■ PAGE ■
----------------

I just read Emma Donoghue’s excellent novel Room–the film version of which is up for a slew of Academy Awards Sunday night. The book’s about a five-year-old named Jack, whose entire life has taken place in an 11-by-11 foot room, where he is confined with his mother. (That situation becomes apparent in the first few pages of the book, so this is not a spoiler.)

Before starting the book and even as I was reading the early pages, I had the feeling that it took place in a completely unspecified location — or, if anywhere, somewhere in Britain, where I had the sense Donoghue lives. It turned out I was wrong on that last point — she is a native of Ireland now based in Canada. And as I read on in Room, I found I was wrong on the first point, too: We eventually learn that Jack and Ma and Room are in the United States.

I was gobsmacked to learn it, because Jack and Ma both talk like they’ve spent their whole lives hard by the North Sea. I’m reasonably certain that wasn’t intentional on Donoghue’s part. She and/or her editors have scrubbed away most of the obvious Britishisms. Jack says elevator instead of lift, trash instead of rubbish, sweater instead of jumper. Spelling-wise, it’s favorite instead of favourite and program instead of programme

But when it comes to the subtle things that separate the two varieties of English, Jack and Ma almost always come down on the British side. Consider:

  1. At one point, Jack says, “Now I’m 5, I have to choose.” An American kid (or adult) would say “Now that I’m 5.”
  2. He writes, “Ma’s washing up real slow.” American English: “washing the dishes” or “doing the dishes.” (Numbers 2 and 1 are so uncommon in the U.S. that they’ve never been written about in this blog.)
  3. Ma tells Jack, “And I also had — I have — a big brother called Paul.” An American would say “named Paul.”
  4. Jack says poo instead of poop. Enough said on that subject.
  5. He uses the very British proper, as in “if I put on my proper shoes” and “I’m not doing proper pictures, just splotches and stripes and spirals.”

----------------

■ DATASET EXTRACT ■
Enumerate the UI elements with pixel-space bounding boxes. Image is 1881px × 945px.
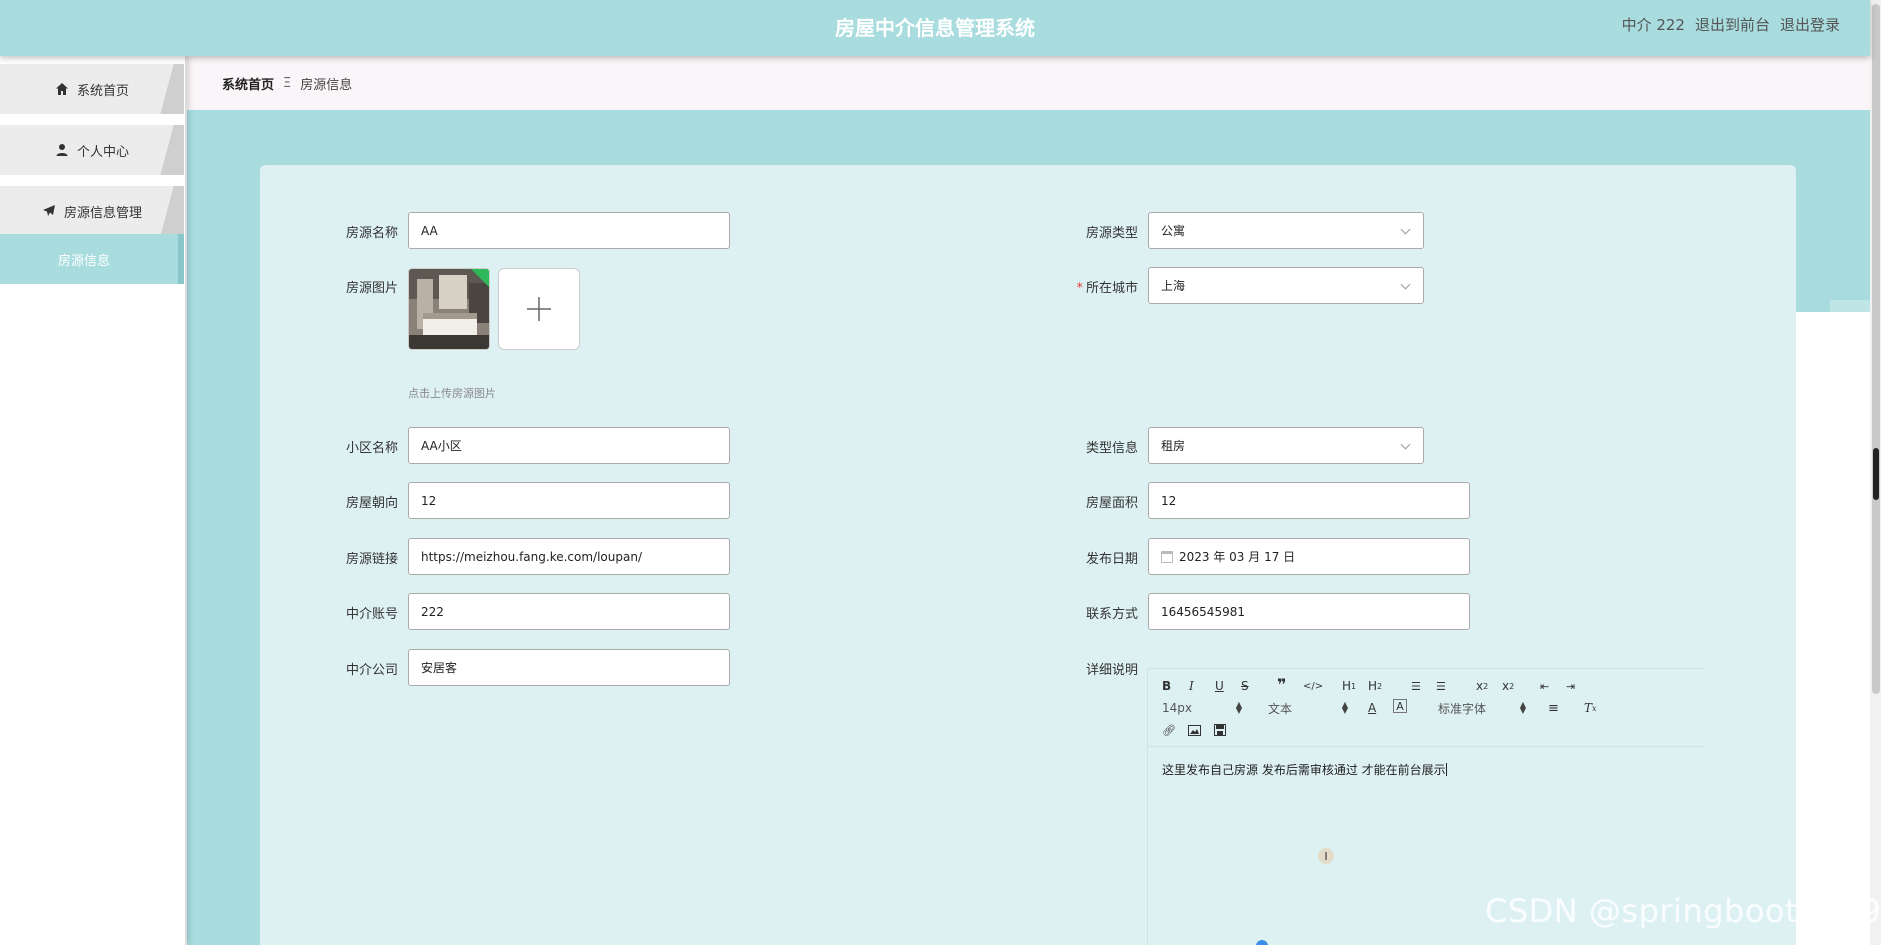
indent-icon[interactable]: ⇥ bbox=[1566, 677, 1575, 695]
details-label: 详细说明 bbox=[1085, 663, 1138, 678]
link-icon[interactable]: 🔗︎ bbox=[1162, 721, 1176, 739]
city-label-text: 所在城市 bbox=[1085, 281, 1138, 296]
video-icon[interactable] bbox=[1214, 721, 1226, 739]
strikethrough-icon[interactable]: S bbox=[1241, 677, 1249, 695]
editor-toolbar: B I U S ❞ </> H1 H2 ☰ ☰ x2 x2 ⇤ ⇥ 14px ▲… bbox=[1148, 669, 1705, 747]
code-block-icon[interactable]: </> bbox=[1303, 677, 1323, 695]
community-input[interactable]: AA小区 bbox=[408, 427, 730, 464]
exit-to-front-link[interactable]: 退出到前台 bbox=[1695, 14, 1770, 35]
current-user: 中介 222 bbox=[1621, 16, 1685, 34]
house-type-label: 房源类型 bbox=[1085, 226, 1138, 241]
select-arrows-icon: ▲ ▼ bbox=[1519, 700, 1526, 715]
editor-content[interactable]: 这里发布自己房源 发布后需审核通过 才能在前台展示 bbox=[1162, 761, 1447, 778]
area-input[interactable]: 12 bbox=[1148, 482, 1470, 519]
publish-date-label: 发布日期 bbox=[1085, 552, 1138, 567]
house-image-label: 房源图片 bbox=[345, 281, 398, 296]
calendar-icon bbox=[1161, 550, 1173, 563]
user-icon bbox=[55, 143, 69, 157]
watermark: CSDN @springboot6789 bbox=[1485, 892, 1881, 930]
background-decoration bbox=[1796, 312, 1870, 945]
agent-company-label: 中介公司 bbox=[345, 663, 398, 678]
house-link-input[interactable]: https://meizhou.fang.ke.com/loupan/ bbox=[408, 538, 730, 575]
type-info-select[interactable]: 租房 bbox=[1148, 427, 1424, 464]
sidebar-item-house-info[interactable]: 房源信息 bbox=[0, 234, 184, 284]
house-link-label: 房源链接 bbox=[345, 552, 398, 567]
house-image-thumbnail[interactable] bbox=[408, 268, 490, 350]
home-icon bbox=[55, 82, 69, 96]
upload-hint: 点击上传房源图片 bbox=[408, 387, 496, 400]
city-select[interactable]: 上海 bbox=[1148, 267, 1424, 304]
type-info-label: 类型信息 bbox=[1085, 441, 1138, 456]
select-arrows-icon: ▲ ▼ bbox=[1235, 700, 1242, 715]
block-type-select[interactable]: 文本 ▲ ▼ bbox=[1268, 699, 1348, 717]
sidebar: 系统首页 个人中心 房源信息管理 房源信息 bbox=[0, 56, 186, 945]
sidebar-item-house-management[interactable]: 房源信息管理 bbox=[0, 186, 184, 236]
subscript-icon[interactable]: x2 bbox=[1476, 677, 1488, 695]
font-family-select[interactable]: 标准字体 ▲ ▼ bbox=[1438, 699, 1526, 717]
font-family-value: 标准字体 bbox=[1438, 701, 1487, 716]
plus-icon bbox=[527, 297, 551, 321]
contact-label: 联系方式 bbox=[1085, 607, 1138, 622]
sidebar-item-label: 系统首页 bbox=[76, 83, 129, 99]
background-color-icon[interactable]: A bbox=[1393, 699, 1407, 713]
text-caret bbox=[1445, 763, 1447, 776]
sidebar-item-label: 房源信息 bbox=[58, 253, 111, 269]
house-name-input[interactable]: AA bbox=[408, 212, 730, 249]
agent-account-label: 中介账号 bbox=[345, 607, 398, 622]
top-header: 房屋中介信息管理系统 中介 222 退出到前台 退出登录 bbox=[0, 0, 1870, 56]
outdent-icon[interactable]: ⇤ bbox=[1540, 677, 1549, 695]
select-arrows-icon: ▲ ▼ bbox=[1341, 700, 1348, 715]
orientation-label: 房屋朝向 bbox=[345, 496, 398, 511]
align-icon[interactable]: ≡ bbox=[1548, 699, 1559, 717]
community-label: 小区名称 bbox=[345, 441, 398, 456]
orientation-input[interactable]: 12 bbox=[408, 482, 730, 519]
italic-icon[interactable]: I bbox=[1189, 677, 1194, 695]
agent-company-input[interactable]: 安居客 bbox=[408, 649, 730, 686]
contact-input[interactable]: 16456545981 bbox=[1148, 593, 1470, 630]
font-color-icon[interactable]: A bbox=[1368, 699, 1376, 717]
city-label: * 所在城市 bbox=[1058, 277, 1138, 296]
breadcrumb-home[interactable]: 系统首页 bbox=[222, 74, 274, 93]
sidebar-item-label: 房源信息管理 bbox=[63, 205, 142, 221]
heading2-icon[interactable]: H2 bbox=[1368, 677, 1382, 695]
scrollbar-thumb[interactable] bbox=[1873, 448, 1879, 500]
font-size-select[interactable]: 14px ▲ ▼ bbox=[1162, 699, 1242, 717]
publish-date-picker[interactable]: 2023 年 03 月 17 日 bbox=[1148, 538, 1470, 575]
paper-plane-icon bbox=[42, 204, 56, 218]
agent-account-input[interactable]: 222 bbox=[408, 593, 730, 630]
house-name-label: 房源名称 bbox=[345, 226, 398, 241]
editor-text: 这里发布自己房源 发布后需审核通过 才能在前台展示 bbox=[1162, 763, 1446, 777]
blockquote-icon[interactable]: ❞ bbox=[1277, 675, 1286, 694]
text-cursor-icon: I bbox=[1318, 848, 1334, 864]
breadcrumb-current: 房源信息 bbox=[300, 77, 353, 93]
area-label: 房屋面积 bbox=[1085, 496, 1138, 511]
publish-date-value: 2023 年 03 月 17 日 bbox=[1179, 550, 1296, 564]
clear-format-icon[interactable]: Tx bbox=[1584, 699, 1597, 717]
logout-link[interactable]: 退出登录 bbox=[1780, 14, 1840, 35]
sidebar-item-profile[interactable]: 个人中心 bbox=[0, 125, 184, 175]
ordered-list-icon[interactable]: ☰ bbox=[1411, 677, 1421, 695]
system-title: 房屋中介信息管理系统 bbox=[835, 16, 1035, 40]
house-type-select[interactable]: 公寓 bbox=[1148, 212, 1424, 249]
required-mark: * bbox=[1076, 281, 1083, 296]
block-type-value: 文本 bbox=[1268, 701, 1293, 716]
breadcrumb-separator: Ξ bbox=[283, 75, 292, 91]
underline-icon[interactable]: U bbox=[1215, 677, 1224, 695]
upload-image-button[interactable] bbox=[498, 268, 580, 350]
user-area: 中介 222 退出到前台 退出登录 bbox=[1622, 14, 1840, 35]
bullet-list-icon[interactable]: ☰ bbox=[1436, 677, 1446, 695]
font-size-value: 14px bbox=[1162, 701, 1192, 715]
sidebar-item-label: 个人中心 bbox=[76, 144, 129, 160]
sidebar-item-home[interactable]: 系统首页 bbox=[0, 64, 184, 114]
scrollbar-track-highlight bbox=[1872, 4, 1880, 694]
image-icon[interactable] bbox=[1188, 721, 1201, 739]
superscript-icon[interactable]: x2 bbox=[1502, 677, 1514, 695]
heading1-icon[interactable]: H1 bbox=[1342, 677, 1356, 695]
bold-icon[interactable]: B bbox=[1162, 677, 1171, 695]
resize-handle[interactable] bbox=[1256, 940, 1268, 945]
breadcrumb: 系统首页 Ξ 房源信息 bbox=[187, 56, 1870, 110]
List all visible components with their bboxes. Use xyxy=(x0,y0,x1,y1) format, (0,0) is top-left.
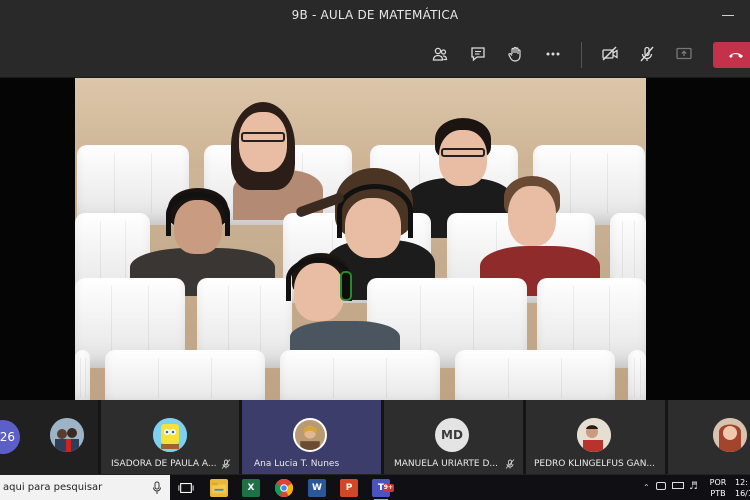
task-view-icon[interactable] xyxy=(177,479,195,497)
avatar xyxy=(577,418,611,452)
participant-name: PEDRO KLINGELFUS GAN... xyxy=(534,459,656,469)
participant-tile-active[interactable]: Ana Lucia T. Nunes xyxy=(242,400,381,474)
avatar xyxy=(50,418,84,452)
share-icon[interactable] xyxy=(671,41,697,67)
mic-muted-icon xyxy=(221,459,231,469)
volume-icon[interactable]: ♬ xyxy=(689,481,698,492)
toolbar-separator xyxy=(581,42,582,68)
battery-icon[interactable] xyxy=(672,482,684,489)
participant-tile[interactable]: ISADORA DE PAULA A... xyxy=(101,400,239,474)
teams-meeting-window: 9B - AULA DE MATEMÁTICA 26 ISADORA DE PA… xyxy=(0,0,750,500)
seat xyxy=(455,350,615,400)
taskbar-clock[interactable]: 12: 16/1 xyxy=(735,477,750,500)
seat xyxy=(628,350,646,400)
chevron-up-icon[interactable]: ⌃ xyxy=(643,483,650,492)
word-icon[interactable]: W xyxy=(308,479,326,497)
participant-tile[interactable]: PEDRO KLINGELFUS GAN... xyxy=(526,400,665,474)
avatar-initials: MD xyxy=(435,418,469,452)
title-bar: 9B - AULA DE MATEMÁTICA xyxy=(0,0,750,32)
chat-icon[interactable] xyxy=(465,41,491,67)
together-mode-video xyxy=(75,78,646,400)
language-code: POR xyxy=(709,478,727,487)
participant-tile[interactable]: MD MANUELA URIARTE D... xyxy=(384,400,523,474)
participants-strip: 26 ISADORA DE PAULA A... Ana Lucia T. Nu… xyxy=(0,400,750,474)
clock-time: 12: xyxy=(735,478,748,487)
language-indicator[interactable]: POR PTB xyxy=(705,477,731,500)
system-tray: ⌃ ♬ xyxy=(638,475,708,500)
avatar xyxy=(293,418,327,452)
hang-up-icon xyxy=(729,53,743,58)
search-placeholder: aqui para pesquisar xyxy=(3,482,103,493)
taskbar-search-box[interactable]: aqui para pesquisar xyxy=(0,475,170,500)
participant-tile[interactable]: 26 xyxy=(0,400,98,474)
teams-notification-badge: 9+ xyxy=(382,484,394,492)
meeting-toolbar xyxy=(0,32,750,78)
participant-name: MANUELA URIARTE D... xyxy=(394,459,498,469)
file-explorer-icon[interactable] xyxy=(210,479,228,497)
network-icon[interactable] xyxy=(656,482,666,490)
camera-off-icon[interactable] xyxy=(597,41,623,67)
more-icon[interactable] xyxy=(540,41,566,67)
clock-date: 16/1 xyxy=(735,489,750,498)
powerpoint-icon[interactable]: P xyxy=(340,479,358,497)
hang-up-button[interactable] xyxy=(713,42,750,68)
window-title: 9B - AULA DE MATEMÁTICA xyxy=(291,8,459,22)
video-stage xyxy=(0,78,750,400)
avatar xyxy=(713,418,747,452)
keyboard-layout: PTB xyxy=(710,489,726,498)
participant-video xyxy=(280,253,400,361)
microphone-icon[interactable] xyxy=(152,481,162,495)
mic-off-icon[interactable] xyxy=(634,41,660,67)
raise-hand-icon[interactable] xyxy=(502,41,528,67)
seat xyxy=(75,350,90,400)
minimize-icon[interactable] xyxy=(722,15,734,16)
mic-muted-icon xyxy=(505,459,515,469)
participant-tile[interactable] xyxy=(668,400,750,474)
teams-icon[interactable]: T 9+ xyxy=(372,479,394,500)
overflow-count-badge[interactable]: 26 xyxy=(0,420,20,454)
participant-name: Ana Lucia T. Nunes xyxy=(254,459,340,469)
windows-taskbar: aqui para pesquisar X W P T 9+ ⌃ ♬ POR P… xyxy=(0,474,750,500)
seat xyxy=(280,350,440,400)
participants-icon[interactable] xyxy=(427,41,453,67)
chrome-icon[interactable] xyxy=(275,479,293,497)
seat xyxy=(105,350,265,400)
avatar xyxy=(153,418,187,452)
excel-icon[interactable]: X xyxy=(242,479,260,497)
participant-name: ISADORA DE PAULA A... xyxy=(111,459,216,469)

----------------

■ THINGS TO DO ■
[1] Please copy the entries word for word, starting with the line that contains "task-view-icon[interactable] xyxy=(177,479,195,497)" and going on through the line that contains "hang-up-button[interactable] xyxy=(713,42,750,68)".
[2] Carry on the post about British usage in the novel Room from its last sentence.
The post about British usage in the novel Room and the entries are unrelated.

■ TASK RESPONSES ■
[1]
task-view-icon[interactable] xyxy=(177,479,195,497)
avatar xyxy=(577,418,611,452)
participant-name: PEDRO KLINGELFUS GAN... xyxy=(534,459,656,469)
participant-tile-active[interactable]: Ana Lucia T. Nunes xyxy=(242,400,381,474)
avatar xyxy=(50,418,84,452)
share-icon[interactable] xyxy=(671,41,697,67)
mic-muted-icon xyxy=(221,459,231,469)
volume-icon[interactable]: ♬ xyxy=(689,481,698,492)
toolbar-separator xyxy=(581,42,582,68)
battery-icon[interactable] xyxy=(672,482,684,489)
participant-tile[interactable]: ISADORA DE PAULA A... xyxy=(101,400,239,474)
teams-meeting-window: 9B - AULA DE MATEMÁTICA 26 ISADORA DE PA… xyxy=(0,0,750,500)
seat xyxy=(455,350,615,400)
taskbar-clock[interactable]: 12: 16/1 xyxy=(735,477,750,500)
seat xyxy=(628,350,646,400)
chevron-up-icon[interactable]: ⌃ xyxy=(643,483,650,492)
word-icon[interactable]: W xyxy=(308,479,326,497)
participant-tile[interactable]: PEDRO KLINGELFUS GAN... xyxy=(526,400,665,474)
avatar-initials: MD xyxy=(435,418,469,452)
title-bar: 9B - AULA DE MATEMÁTICA xyxy=(0,0,750,32)
chat-icon[interactable] xyxy=(465,41,491,67)
together-mode-video xyxy=(75,78,646,400)
language-code: POR xyxy=(709,478,727,487)
participant-tile[interactable]: MD MANUELA URIARTE D... xyxy=(384,400,523,474)
participants-strip: 26 ISADORA DE PAULA A... Ana Lucia T. Nu… xyxy=(0,400,750,474)
clock-time: 12: xyxy=(735,478,748,487)
language-indicator[interactable]: POR PTB xyxy=(705,477,731,500)
system-tray: ⌃ ♬ xyxy=(638,475,708,500)
avatar xyxy=(293,418,327,452)
hang-up-icon xyxy=(729,53,743,58)
search-placeholder: aqui para pesquisar xyxy=(3,482,103,493)
taskbar-search-box[interactable]: aqui para pesquisar xyxy=(0,475,170,500)
participant-tile[interactable]: 26 xyxy=(0,400,98,474)
teams-notification-badge: 9+ xyxy=(382,484,394,492)
meeting-toolbar xyxy=(0,32,750,78)
participant-name: MANUELA URIARTE D... xyxy=(394,459,498,469)
file-explorer-icon[interactable] xyxy=(210,479,228,497)
network-icon[interactable] xyxy=(656,482,666,490)
camera-off-icon[interactable] xyxy=(597,41,623,67)
more-icon[interactable] xyxy=(540,41,566,67)
clock-date: 16/1 xyxy=(735,489,750,498)
powerpoint-icon[interactable]: P xyxy=(340,479,358,497)
hang-up-button[interactable] xyxy=(713,42,750,68)

[2]
  6. Probably the most common Britishism is bits, used to mean “pieces” or “parts.” The word appears 62 times in Room (having a book on Kindle is great for this kind of investigation), and most are pure British, including: “She doesn’t have many soft bits but they’re super soft”; “she’s putting the hem back up on her brown dress with pink bits”; and “For dessert we have a tub of mandarins between us, I get the big bits because she prefers the little ones.”

An important moment in the book, referred to frequently later on, happens when Ma points to Jack’s reflection in Mirror and says,

“The dead spit of me.”

“Why I’m your dead spit?”…

“It just means you look like me. I guess because you’re made of me, like my spit is.”

When I encountered it, I thought “dead spit” was a bit of poetic invention. But I looked it up and it turns out it’s a common British expression for what Americans call “spit and image” or “spitting image.”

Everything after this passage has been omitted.